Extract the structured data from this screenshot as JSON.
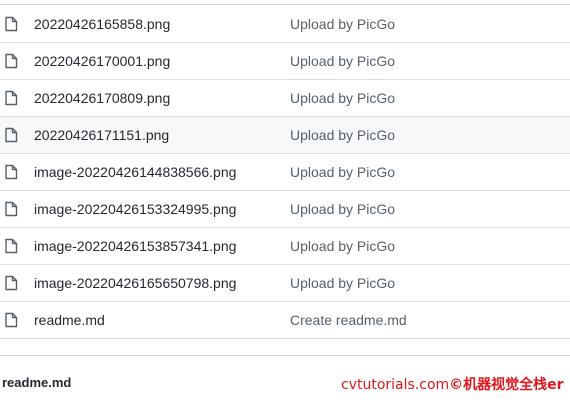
{
  "files": [
    {
      "name": "20220426165858.png",
      "message": "Upload by PicGo",
      "icon": "file-icon"
    },
    {
      "name": "20220426170001.png",
      "message": "Upload by PicGo",
      "icon": "file-icon"
    },
    {
      "name": "20220426170809.png",
      "message": "Upload by PicGo",
      "icon": "file-icon"
    },
    {
      "name": "20220426171151.png",
      "message": "Upload by PicGo",
      "icon": "file-icon"
    },
    {
      "name": "image-20220426144838566.png",
      "message": "Upload by PicGo",
      "icon": "file-icon"
    },
    {
      "name": "image-20220426153324995.png",
      "message": "Upload by PicGo",
      "icon": "file-icon"
    },
    {
      "name": "image-20220426153857341.png",
      "message": "Upload by PicGo",
      "icon": "file-icon"
    },
    {
      "name": "image-20220426165650798.png",
      "message": "Upload by PicGo",
      "icon": "file-icon"
    },
    {
      "name": "readme.md",
      "message": "Create readme.md",
      "icon": "file-icon"
    }
  ],
  "readme": {
    "title": "readme.md"
  },
  "watermark": {
    "site": "cvtutorials.com",
    "copyright": "©机器视觉全栈er"
  },
  "colors": {
    "accent": "#e1161c",
    "hover_row": "#f6f8fa",
    "text": "#24292f",
    "muted": "#57606a"
  }
}
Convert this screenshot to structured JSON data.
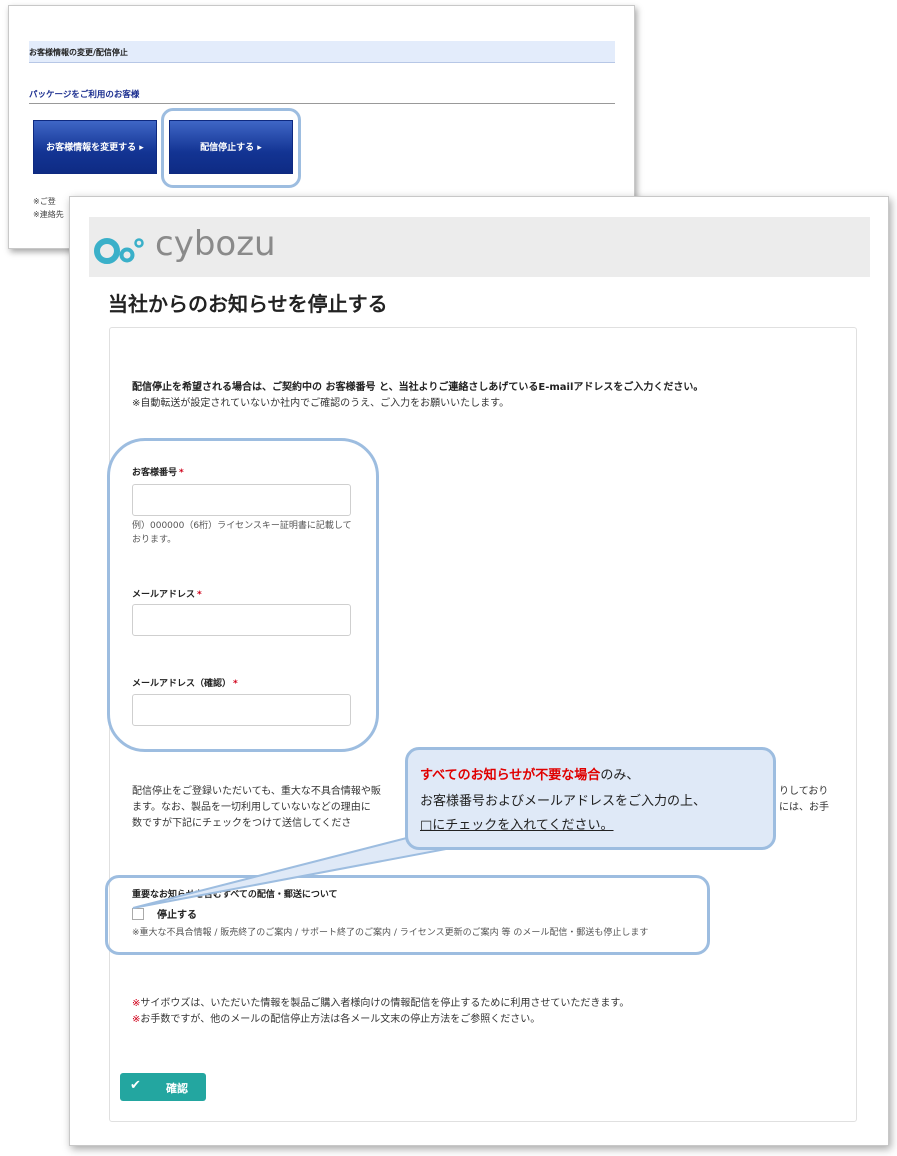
{
  "back_window": {
    "header": "お客様情報の変更/配信停止",
    "subheader": "パッケージをご利用のお客様",
    "change_button": "お客様情報を変更する ▸",
    "stop_button": "配信停止する ▸",
    "note1": "※ご登",
    "note2": "※連絡先"
  },
  "logo": {
    "text": "cybozu",
    "color": "#3ab0c9"
  },
  "page_title": "当社からのお知らせを停止する",
  "intro": {
    "line1": "配信停止を希望される場合は、ご契約中の お客様番号 と、当社よりご連絡さしあげているE-mailアドレスをご入力ください。",
    "line2": "※自動転送が設定されていないか社内でご確認のうえ、ご入力をお願いいたします。"
  },
  "fields": {
    "customer_number_label": "お客様番号",
    "customer_number_value": "",
    "customer_number_hint": "例）000000（6桁）ライセンスキー証明書に記載しております。",
    "email_label": "メールアドレス",
    "email_value": "",
    "email_confirm_label": "メールアドレス（確認）",
    "email_confirm_value": "",
    "required_mark": "*"
  },
  "warning_paragraph": {
    "line1": "配信停止をご登録いただいても、重大な不具合情報や販",
    "line1_end": "りしており",
    "line2": "ます。なお、製品を一切利用していないなどの理由に",
    "line2_end": "には、お手",
    "line3": "数ですが下記にチェックをつけて送信してくださ"
  },
  "stop_section": {
    "heading": "重要なお知らせを含むすべての配信・郵送について",
    "checkbox_label": "停止する",
    "checked": false,
    "note": "※重大な不具合情報 / 販売終了のご案内 / サポート終了のご案内 / ライセンス更新のご案内 等 のメール配信・郵送も停止します"
  },
  "footer_notes": {
    "note1_mark": "※",
    "note1": "サイボウズは、いただいた情報を製品ご購入者様向けの情報配信を停止するために利用させていただきます。",
    "note2_mark": "※",
    "note2": "お手数ですが、他のメールの配信停止方法は各メール文末の停止方法をご参照ください。"
  },
  "confirm_button": {
    "label": "確認",
    "icon": "check-icon"
  },
  "callout": {
    "line1_red": "すべてのお知らせが不要な場合",
    "line1_rest": "のみ、",
    "line2": "お客様番号およびメールアドレスをご入力の上、",
    "line3": "□にチェックを入れてください。"
  },
  "colors": {
    "accent_teal": "#23a6a0",
    "annotation_blue": "#9dbde0",
    "required_red": "#d0021b",
    "button_navy": "#133493"
  }
}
####
→ Do this:
Write out the entries above verbatim; the pictures do not belong in your copy.

→ Output for this task:
Extract the structured data from this screenshot as JSON.
{
  "files": [
    {
      "name": "20220426165858.png",
      "message": "Upload by PicGo",
      "icon": "file-icon"
    },
    {
      "name": "20220426170001.png",
      "message": "Upload by PicGo",
      "icon": "file-icon"
    },
    {
      "name": "20220426170809.png",
      "message": "Upload by PicGo",
      "icon": "file-icon"
    },
    {
      "name": "20220426171151.png",
      "message": "Upload by PicGo",
      "icon": "file-icon"
    },
    {
      "name": "image-20220426144838566.png",
      "message": "Upload by PicGo",
      "icon": "file-icon"
    },
    {
      "name": "image-20220426153324995.png",
      "message": "Upload by PicGo",
      "icon": "file-icon"
    },
    {
      "name": "image-20220426153857341.png",
      "message": "Upload by PicGo",
      "icon": "file-icon"
    },
    {
      "name": "image-20220426165650798.png",
      "message": "Upload by PicGo",
      "icon": "file-icon"
    },
    {
      "name": "readme.md",
      "message": "Create readme.md",
      "icon": "file-icon"
    }
  ],
  "readme": {
    "title": "readme.md"
  },
  "watermark": {
    "site": "cvtutorials.com",
    "copyright": "©机器视觉全栈er"
  },
  "colors": {
    "accent": "#e1161c",
    "hover_row": "#f6f8fa",
    "text": "#24292f",
    "muted": "#57606a"
  }
}
Convert this screenshot to structured JSON data.
{
  "back_window": {
    "header": "お客様情報の変更/配信停止",
    "subheader": "パッケージをご利用のお客様",
    "change_button": "お客様情報を変更する ▸",
    "stop_button": "配信停止する ▸",
    "note1": "※ご登",
    "note2": "※連絡先"
  },
  "logo": {
    "text": "cybozu",
    "color": "#3ab0c9"
  },
  "page_title": "当社からのお知らせを停止する",
  "intro": {
    "line1": "配信停止を希望される場合は、ご契約中の お客様番号 と、当社よりご連絡さしあげているE-mailアドレスをご入力ください。",
    "line2": "※自動転送が設定されていないか社内でご確認のうえ、ご入力をお願いいたします。"
  },
  "fields": {
    "customer_number_label": "お客様番号",
    "customer_number_value": "",
    "customer_number_hint": "例）000000（6桁）ライセンスキー証明書に記載しております。",
    "email_label": "メールアドレス",
    "email_value": "",
    "email_confirm_label": "メールアドレス（確認）",
    "email_confirm_value": "",
    "required_mark": "*"
  },
  "warning_paragraph": {
    "line1": "配信停止をご登録いただいても、重大な不具合情報や販",
    "line1_end": "りしており",
    "line2": "ます。なお、製品を一切利用していないなどの理由に",
    "line2_end": "には、お手",
    "line3": "数ですが下記にチェックをつけて送信してくださ"
  },
  "stop_section": {
    "heading": "重要なお知らせを含むすべての配信・郵送について",
    "checkbox_label": "停止する",
    "checked": false,
    "note": "※重大な不具合情報 / 販売終了のご案内 / サポート終了のご案内 / ライセンス更新のご案内 等 のメール配信・郵送も停止します"
  },
  "footer_notes": {
    "note1_mark": "※",
    "note1": "サイボウズは、いただいた情報を製品ご購入者様向けの情報配信を停止するために利用させていただきます。",
    "note2_mark": "※",
    "note2": "お手数ですが、他のメールの配信停止方法は各メール文末の停止方法をご参照ください。"
  },
  "confirm_button": {
    "label": "確認",
    "icon": "check-icon"
  },
  "callout": {
    "line1_red": "すべてのお知らせが不要な場合",
    "line1_rest": "のみ、",
    "line2": "お客様番号およびメールアドレスをご入力の上、",
    "line3": "□にチェックを入れてください。"
  },
  "colors": {
    "accent_teal": "#23a6a0",
    "annotation_blue": "#9dbde0",
    "required_red": "#d0021b",
    "button_navy": "#133493"
  }
}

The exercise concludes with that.